== WHAT YOU ARE ASKED TO DO ==
Give the number of lines holding the string "град", and nothing else.

Saved data entries
=-=-=

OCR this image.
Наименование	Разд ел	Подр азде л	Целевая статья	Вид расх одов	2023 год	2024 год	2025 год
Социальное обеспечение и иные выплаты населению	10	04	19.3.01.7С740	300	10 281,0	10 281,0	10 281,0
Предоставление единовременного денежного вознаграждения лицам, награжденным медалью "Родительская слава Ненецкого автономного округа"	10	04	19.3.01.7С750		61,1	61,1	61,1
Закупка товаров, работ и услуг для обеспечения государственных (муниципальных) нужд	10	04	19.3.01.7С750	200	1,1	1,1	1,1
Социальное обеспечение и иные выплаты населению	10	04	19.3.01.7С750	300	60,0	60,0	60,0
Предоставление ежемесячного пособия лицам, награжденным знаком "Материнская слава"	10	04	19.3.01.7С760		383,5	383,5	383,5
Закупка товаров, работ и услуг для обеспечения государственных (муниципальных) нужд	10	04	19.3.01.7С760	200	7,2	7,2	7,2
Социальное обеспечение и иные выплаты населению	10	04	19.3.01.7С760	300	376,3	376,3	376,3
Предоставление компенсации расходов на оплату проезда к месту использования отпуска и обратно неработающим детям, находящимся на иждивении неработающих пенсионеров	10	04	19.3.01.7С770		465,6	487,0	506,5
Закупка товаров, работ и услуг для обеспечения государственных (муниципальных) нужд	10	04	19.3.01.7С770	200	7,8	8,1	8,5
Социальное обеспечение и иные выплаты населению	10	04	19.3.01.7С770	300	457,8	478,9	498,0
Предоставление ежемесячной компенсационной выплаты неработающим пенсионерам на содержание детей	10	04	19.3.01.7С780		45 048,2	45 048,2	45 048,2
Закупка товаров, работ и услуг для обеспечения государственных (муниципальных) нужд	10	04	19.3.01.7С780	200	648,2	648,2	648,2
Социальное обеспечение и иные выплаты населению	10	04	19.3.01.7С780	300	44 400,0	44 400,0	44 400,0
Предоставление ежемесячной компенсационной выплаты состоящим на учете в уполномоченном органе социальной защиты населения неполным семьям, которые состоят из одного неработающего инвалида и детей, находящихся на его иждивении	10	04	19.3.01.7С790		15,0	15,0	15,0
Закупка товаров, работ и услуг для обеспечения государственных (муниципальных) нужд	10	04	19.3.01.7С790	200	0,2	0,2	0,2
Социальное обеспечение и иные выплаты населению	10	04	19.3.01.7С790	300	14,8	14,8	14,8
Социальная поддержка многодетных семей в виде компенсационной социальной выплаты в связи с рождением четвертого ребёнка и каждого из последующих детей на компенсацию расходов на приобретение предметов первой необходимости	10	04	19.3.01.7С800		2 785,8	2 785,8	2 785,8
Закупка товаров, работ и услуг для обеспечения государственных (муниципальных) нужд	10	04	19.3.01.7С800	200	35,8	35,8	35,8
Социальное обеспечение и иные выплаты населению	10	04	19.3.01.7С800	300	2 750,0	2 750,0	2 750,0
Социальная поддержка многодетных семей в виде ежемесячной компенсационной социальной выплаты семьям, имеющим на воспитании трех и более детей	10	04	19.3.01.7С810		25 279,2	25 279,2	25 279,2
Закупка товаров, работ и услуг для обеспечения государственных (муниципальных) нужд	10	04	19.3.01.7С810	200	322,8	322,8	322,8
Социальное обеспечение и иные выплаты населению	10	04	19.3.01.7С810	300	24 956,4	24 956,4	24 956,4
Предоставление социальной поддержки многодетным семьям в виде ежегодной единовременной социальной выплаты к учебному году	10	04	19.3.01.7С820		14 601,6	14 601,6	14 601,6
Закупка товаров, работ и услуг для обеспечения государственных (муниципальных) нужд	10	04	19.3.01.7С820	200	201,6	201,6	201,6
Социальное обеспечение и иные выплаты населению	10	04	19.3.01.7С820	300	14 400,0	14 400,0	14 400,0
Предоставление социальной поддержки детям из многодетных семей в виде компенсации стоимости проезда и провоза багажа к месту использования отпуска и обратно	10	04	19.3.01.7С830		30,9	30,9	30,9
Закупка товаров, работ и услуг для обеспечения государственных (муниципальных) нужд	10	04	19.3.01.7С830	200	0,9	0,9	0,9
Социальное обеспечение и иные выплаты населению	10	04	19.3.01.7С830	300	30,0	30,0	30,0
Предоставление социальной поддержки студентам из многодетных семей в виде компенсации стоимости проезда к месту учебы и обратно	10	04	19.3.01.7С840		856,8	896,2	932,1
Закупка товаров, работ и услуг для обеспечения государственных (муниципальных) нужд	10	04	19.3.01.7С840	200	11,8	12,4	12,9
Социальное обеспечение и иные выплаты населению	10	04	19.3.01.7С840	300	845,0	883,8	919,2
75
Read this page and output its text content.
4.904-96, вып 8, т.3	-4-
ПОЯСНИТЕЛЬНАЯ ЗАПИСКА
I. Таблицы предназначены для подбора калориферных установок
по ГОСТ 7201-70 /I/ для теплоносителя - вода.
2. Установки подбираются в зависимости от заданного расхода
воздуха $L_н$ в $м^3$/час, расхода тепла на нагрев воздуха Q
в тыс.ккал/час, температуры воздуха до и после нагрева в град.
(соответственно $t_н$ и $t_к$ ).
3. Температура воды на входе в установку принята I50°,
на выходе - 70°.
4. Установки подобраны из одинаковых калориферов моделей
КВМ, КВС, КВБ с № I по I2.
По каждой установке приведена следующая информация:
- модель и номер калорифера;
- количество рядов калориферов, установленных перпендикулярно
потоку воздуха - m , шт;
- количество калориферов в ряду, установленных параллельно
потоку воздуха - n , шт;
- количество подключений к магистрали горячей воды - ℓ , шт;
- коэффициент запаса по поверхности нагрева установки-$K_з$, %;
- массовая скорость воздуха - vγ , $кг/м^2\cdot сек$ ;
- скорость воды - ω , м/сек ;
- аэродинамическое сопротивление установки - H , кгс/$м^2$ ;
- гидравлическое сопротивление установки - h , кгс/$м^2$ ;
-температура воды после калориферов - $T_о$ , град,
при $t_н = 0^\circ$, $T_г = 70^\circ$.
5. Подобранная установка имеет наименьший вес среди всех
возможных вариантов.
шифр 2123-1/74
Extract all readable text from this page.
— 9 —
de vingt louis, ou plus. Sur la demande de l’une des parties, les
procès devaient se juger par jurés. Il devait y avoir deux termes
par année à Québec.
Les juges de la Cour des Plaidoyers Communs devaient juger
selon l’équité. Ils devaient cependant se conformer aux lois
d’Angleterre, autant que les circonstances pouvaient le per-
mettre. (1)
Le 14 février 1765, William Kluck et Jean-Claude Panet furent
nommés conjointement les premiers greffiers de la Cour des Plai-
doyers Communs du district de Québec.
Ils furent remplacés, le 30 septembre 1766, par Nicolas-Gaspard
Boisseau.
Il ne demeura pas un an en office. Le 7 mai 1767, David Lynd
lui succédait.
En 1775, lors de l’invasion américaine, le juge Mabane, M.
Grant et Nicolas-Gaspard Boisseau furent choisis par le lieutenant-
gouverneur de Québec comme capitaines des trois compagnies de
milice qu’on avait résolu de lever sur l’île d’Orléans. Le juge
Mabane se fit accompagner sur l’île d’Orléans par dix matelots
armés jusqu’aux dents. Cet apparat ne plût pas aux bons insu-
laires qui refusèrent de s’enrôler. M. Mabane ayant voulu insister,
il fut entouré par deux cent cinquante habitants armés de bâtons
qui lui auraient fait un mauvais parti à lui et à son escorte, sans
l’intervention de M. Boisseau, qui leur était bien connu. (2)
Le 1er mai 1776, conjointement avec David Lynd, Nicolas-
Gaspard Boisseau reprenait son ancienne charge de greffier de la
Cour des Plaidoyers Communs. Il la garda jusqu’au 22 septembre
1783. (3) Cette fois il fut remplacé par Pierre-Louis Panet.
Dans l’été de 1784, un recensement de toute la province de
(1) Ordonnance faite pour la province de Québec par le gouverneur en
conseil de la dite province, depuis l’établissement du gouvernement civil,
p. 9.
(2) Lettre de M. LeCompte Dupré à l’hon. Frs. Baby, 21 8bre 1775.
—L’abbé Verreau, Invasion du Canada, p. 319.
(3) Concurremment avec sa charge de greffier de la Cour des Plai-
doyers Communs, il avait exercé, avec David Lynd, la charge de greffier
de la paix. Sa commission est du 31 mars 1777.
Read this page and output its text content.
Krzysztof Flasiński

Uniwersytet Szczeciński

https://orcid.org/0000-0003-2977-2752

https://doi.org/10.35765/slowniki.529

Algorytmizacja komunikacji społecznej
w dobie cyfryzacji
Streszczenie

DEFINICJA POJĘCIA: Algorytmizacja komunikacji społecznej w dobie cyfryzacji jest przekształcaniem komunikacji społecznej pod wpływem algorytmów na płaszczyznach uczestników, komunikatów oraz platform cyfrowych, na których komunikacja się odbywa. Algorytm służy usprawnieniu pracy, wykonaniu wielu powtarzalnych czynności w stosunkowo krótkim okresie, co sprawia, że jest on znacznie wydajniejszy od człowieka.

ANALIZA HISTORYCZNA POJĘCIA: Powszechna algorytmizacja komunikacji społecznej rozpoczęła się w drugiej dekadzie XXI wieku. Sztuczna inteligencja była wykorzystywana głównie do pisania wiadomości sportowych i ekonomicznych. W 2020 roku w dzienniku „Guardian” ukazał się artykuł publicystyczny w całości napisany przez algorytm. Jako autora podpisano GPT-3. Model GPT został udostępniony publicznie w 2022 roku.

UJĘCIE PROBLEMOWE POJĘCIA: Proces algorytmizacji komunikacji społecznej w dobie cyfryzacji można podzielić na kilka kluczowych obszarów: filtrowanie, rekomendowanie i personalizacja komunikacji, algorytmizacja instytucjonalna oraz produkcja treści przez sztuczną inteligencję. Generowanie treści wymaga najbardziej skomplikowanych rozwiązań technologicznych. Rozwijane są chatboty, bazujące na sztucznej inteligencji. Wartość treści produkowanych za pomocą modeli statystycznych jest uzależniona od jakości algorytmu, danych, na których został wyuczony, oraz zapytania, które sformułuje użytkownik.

=-=-=

== ANSWER BELOW ==
2